Rows from a figure dataset
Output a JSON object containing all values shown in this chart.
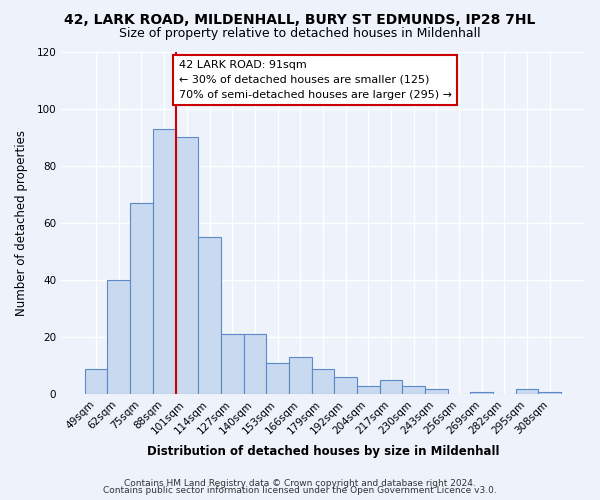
{
  "title": "42, LARK ROAD, MILDENHALL, BURY ST EDMUNDS, IP28 7HL",
  "subtitle": "Size of property relative to detached houses in Mildenhall",
  "xlabel": "Distribution of detached houses by size in Mildenhall",
  "ylabel": "Number of detached properties",
  "bar_labels": [
    "49sqm",
    "62sqm",
    "75sqm",
    "88sqm",
    "101sqm",
    "114sqm",
    "127sqm",
    "140sqm",
    "153sqm",
    "166sqm",
    "179sqm",
    "192sqm",
    "204sqm",
    "217sqm",
    "230sqm",
    "243sqm",
    "256sqm",
    "269sqm",
    "282sqm",
    "295sqm",
    "308sqm"
  ],
  "bar_values": [
    9,
    40,
    67,
    93,
    90,
    55,
    21,
    21,
    11,
    13,
    9,
    6,
    3,
    5,
    3,
    2,
    0,
    1,
    0,
    2,
    1
  ],
  "bar_color": "#c9d9f0",
  "bar_edge_color": "#5b8ac7",
  "ylim": [
    0,
    120
  ],
  "yticks": [
    0,
    20,
    40,
    60,
    80,
    100,
    120
  ],
  "vline_color": "#cc0000",
  "annotation_text": "42 LARK ROAD: 91sqm\n← 30% of detached houses are smaller (125)\n70% of semi-detached houses are larger (295) →",
  "annotation_box_color": "#ffffff",
  "annotation_box_edge": "#cc0000",
  "footer1": "Contains HM Land Registry data © Crown copyright and database right 2024.",
  "footer2": "Contains public sector information licensed under the Open Government Licence v3.0.",
  "background_color": "#edf2fb",
  "grid_color": "#ffffff",
  "title_fontsize": 10,
  "subtitle_fontsize": 9,
  "axis_label_fontsize": 8.5,
  "tick_fontsize": 7.5,
  "annotation_fontsize": 8,
  "footer_fontsize": 6.5
}
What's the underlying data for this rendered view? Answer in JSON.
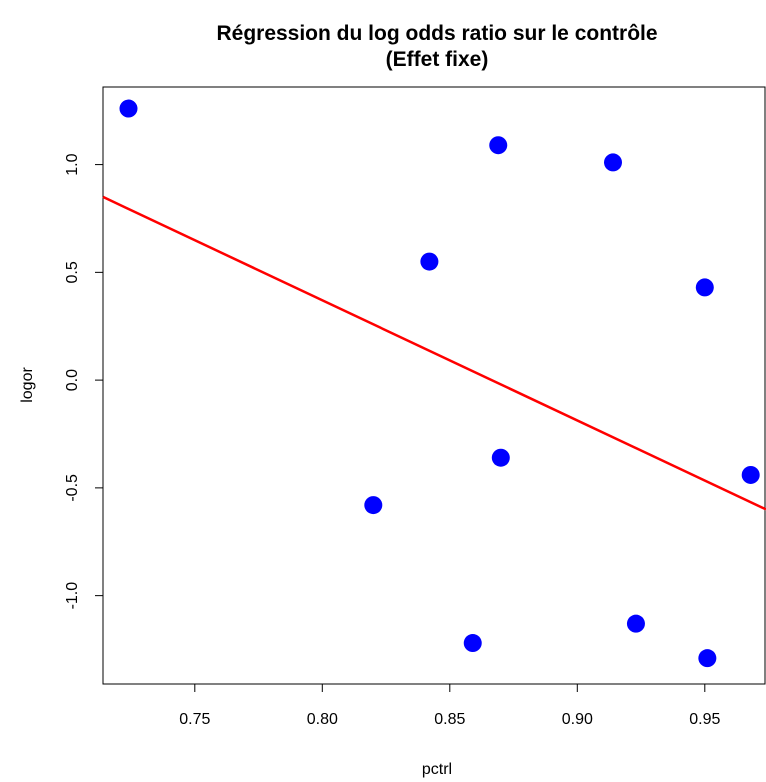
{
  "chart_data": {
    "type": "scatter",
    "title_lines": [
      "Régression du log odds ratio sur le contrôle",
      "(Effet fixe)"
    ],
    "xlabel": "pctrl",
    "ylabel": "logor",
    "xlim": [
      0.714,
      0.974
    ],
    "ylim": [
      -1.41,
      1.36
    ],
    "x_ticks": [
      0.75,
      0.8,
      0.85,
      0.9,
      0.95
    ],
    "x_tick_labels": [
      "0.75",
      "0.80",
      "0.85",
      "0.90",
      "0.95"
    ],
    "y_ticks": [
      -1.0,
      -0.5,
      0.0,
      0.5,
      1.0
    ],
    "y_tick_labels": [
      "-1.0",
      "-0.5",
      "0.0",
      "0.5",
      "1.0"
    ],
    "grid": false,
    "points": [
      {
        "x": 0.724,
        "y": 1.26
      },
      {
        "x": 0.82,
        "y": -0.58
      },
      {
        "x": 0.842,
        "y": 0.55
      },
      {
        "x": 0.859,
        "y": -1.22
      },
      {
        "x": 0.869,
        "y": 1.09
      },
      {
        "x": 0.87,
        "y": -0.36
      },
      {
        "x": 0.914,
        "y": 1.01
      },
      {
        "x": 0.923,
        "y": -1.13
      },
      {
        "x": 0.95,
        "y": 0.43
      },
      {
        "x": 0.951,
        "y": -1.29
      },
      {
        "x": 0.968,
        "y": -0.44
      }
    ],
    "regression_line": {
      "x": [
        0.714,
        0.974
      ],
      "y": [
        0.85,
        -0.6
      ]
    },
    "colors": {
      "points": "#0000ff",
      "line": "#ff0000",
      "axis": "#000000"
    }
  }
}
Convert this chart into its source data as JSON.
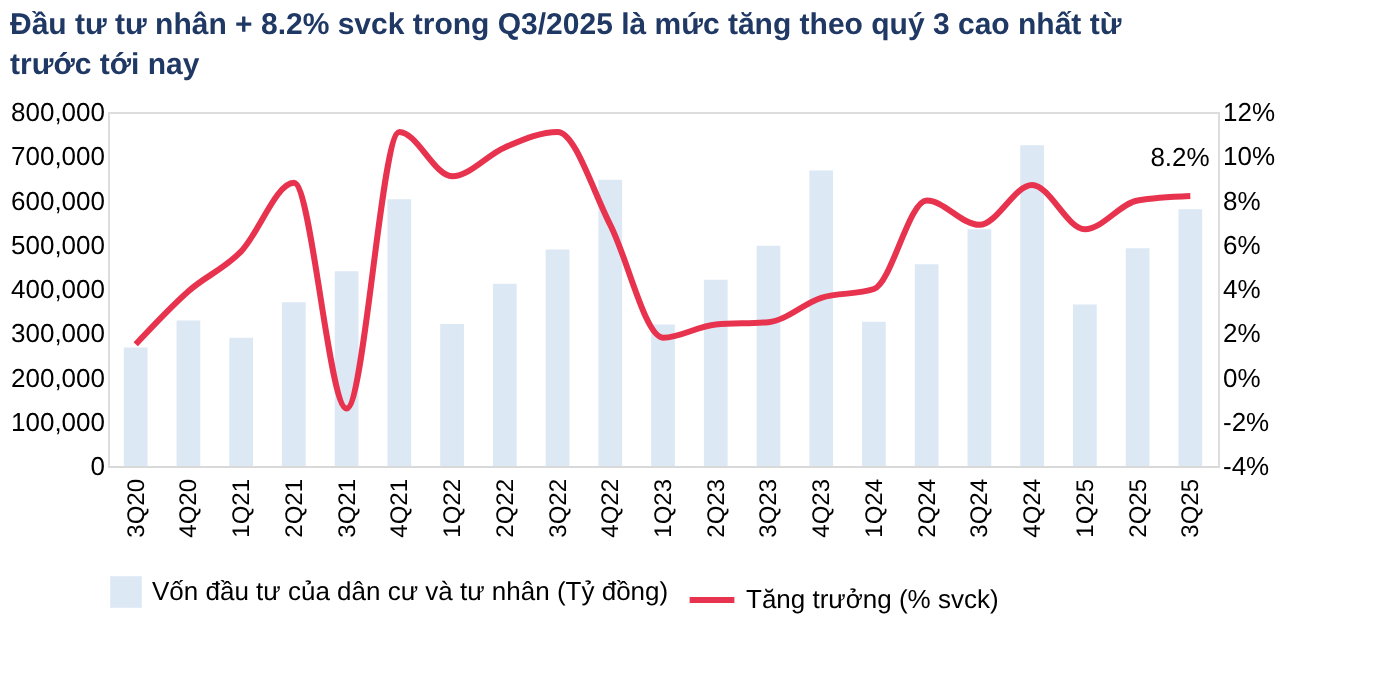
{
  "chart_data": {
    "type": "bar",
    "title": "Đầu tư tư nhân + 8.2% svck trong Q3/2025 là mức tăng theo quý 3 cao nhất từ trước tới nay",
    "categories": [
      "3Q20",
      "4Q20",
      "1Q21",
      "2Q21",
      "3Q21",
      "4Q21",
      "1Q22",
      "2Q22",
      "3Q22",
      "4Q22",
      "1Q23",
      "2Q23",
      "3Q23",
      "4Q23",
      "1Q24",
      "2Q24",
      "3Q24",
      "4Q24",
      "1Q25",
      "2Q25",
      "3Q25"
    ],
    "series": [
      {
        "name": "Vốn đầu tư của dân cư và tư nhân (Tỷ đồng)",
        "color": "#dde8f5",
        "values": [
          268000,
          329000,
          290000,
          370000,
          440000,
          603000,
          321000,
          412000,
          489000,
          647000,
          320000,
          421000,
          498000,
          668000,
          326000,
          456000,
          535000,
          725000,
          365000,
          492000,
          580000
        ]
      },
      {
        "name": "Tăng trưởng (% svck)",
        "type": "line",
        "axis": "y2",
        "color": "#e8334f",
        "values": [
          1.5,
          3.9,
          5.7,
          8.8,
          -1.4,
          11.1,
          9.1,
          10.4,
          11.1,
          6.9,
          1.8,
          2.4,
          2.5,
          3.6,
          4.0,
          8.0,
          6.9,
          8.7,
          6.7,
          8.0,
          8.2
        ]
      }
    ],
    "ylim": [
      0,
      800000
    ],
    "yticks": [
      0,
      {
        "value": 100000,
        "label": "100,000"
      },
      {
        "value": 200000,
        "label": "200,000"
      },
      {
        "value": 300000,
        "label": "300,000"
      },
      {
        "value": 400000,
        "label": "400,000"
      },
      {
        "value": 500000,
        "label": "500,000"
      },
      {
        "value": 600000,
        "label": "600,000"
      },
      {
        "value": 700000,
        "label": "700,000"
      },
      {
        "value": 800000,
        "label": "800,000"
      }
    ],
    "y2lim": [
      -4,
      12
    ],
    "y2ticks": [
      {
        "value": -4,
        "label": "-4%"
      },
      {
        "value": -2,
        "label": "-2%"
      },
      {
        "value": 0,
        "label": "0%"
      },
      {
        "value": 2,
        "label": "2%"
      },
      {
        "value": 4,
        "label": "4%"
      },
      {
        "value": 6,
        "label": "6%"
      },
      {
        "value": 8,
        "label": "8%"
      },
      {
        "value": 10,
        "label": "10%"
      },
      {
        "value": 12,
        "label": "12%"
      }
    ],
    "annotations": [
      "8.2%"
    ],
    "grid": false,
    "legend": "bottom",
    "line_style": "solid",
    "marker": "none"
  }
}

§ **Set exercise**
Copy the lines from the entries above in which the word "svck" appears.

§ **Exercise response**
    "title": "Đầu tư tư nhân + 8.2% svck trong Q3/2025 là mức tăng theo quý 3 cao nhất từ trước tới nay",
        "name": "Tăng trưởng (% svck)",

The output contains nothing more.